## Your task
Keep the pictures out and restate every record exactly.

:: Entries ::

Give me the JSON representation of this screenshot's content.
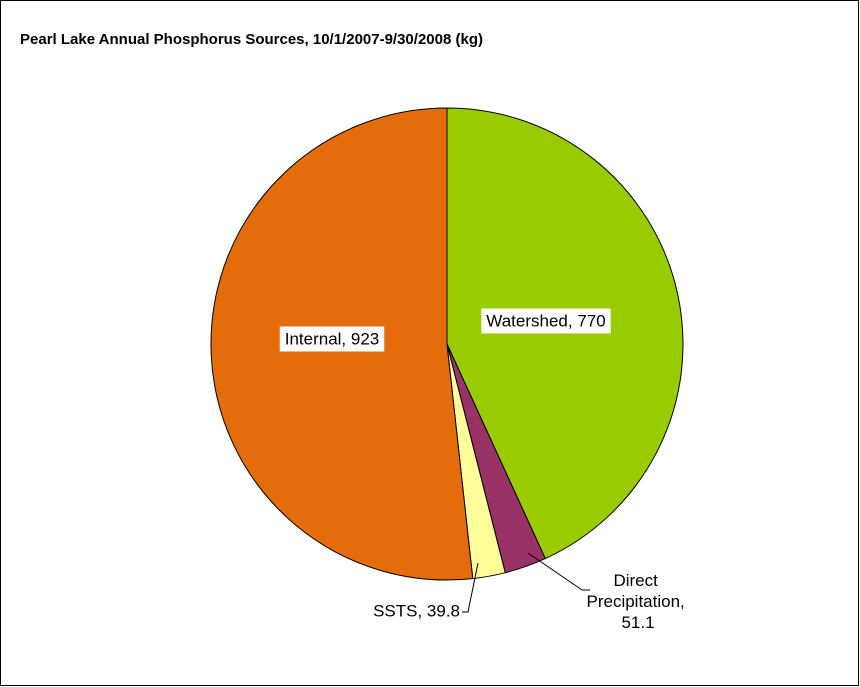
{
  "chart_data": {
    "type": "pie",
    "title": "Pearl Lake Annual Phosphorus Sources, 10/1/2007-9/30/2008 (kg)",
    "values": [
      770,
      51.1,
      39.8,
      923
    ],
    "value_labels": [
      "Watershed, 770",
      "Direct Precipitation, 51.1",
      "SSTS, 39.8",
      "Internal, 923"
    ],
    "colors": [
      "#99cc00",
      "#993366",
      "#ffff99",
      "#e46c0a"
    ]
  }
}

:::

## Full answer
Give me the JSON representation of this screenshot's content.
{
  "chart_data": {
    "type": "pie",
    "title": "Pearl Lake Annual Phosphorus Sources, 10/1/2007-9/30/2008 (kg)",
    "values": [
      770,
      51.1,
      39.8,
      923
    ],
    "value_labels": [
      "Watershed, 770",
      "Direct Precipitation, 51.1",
      "SSTS, 39.8",
      "Internal, 923"
    ],
    "colors": [
      "#99cc00",
      "#993366",
      "#ffff99",
      "#e46c0a"
    ]
  }
}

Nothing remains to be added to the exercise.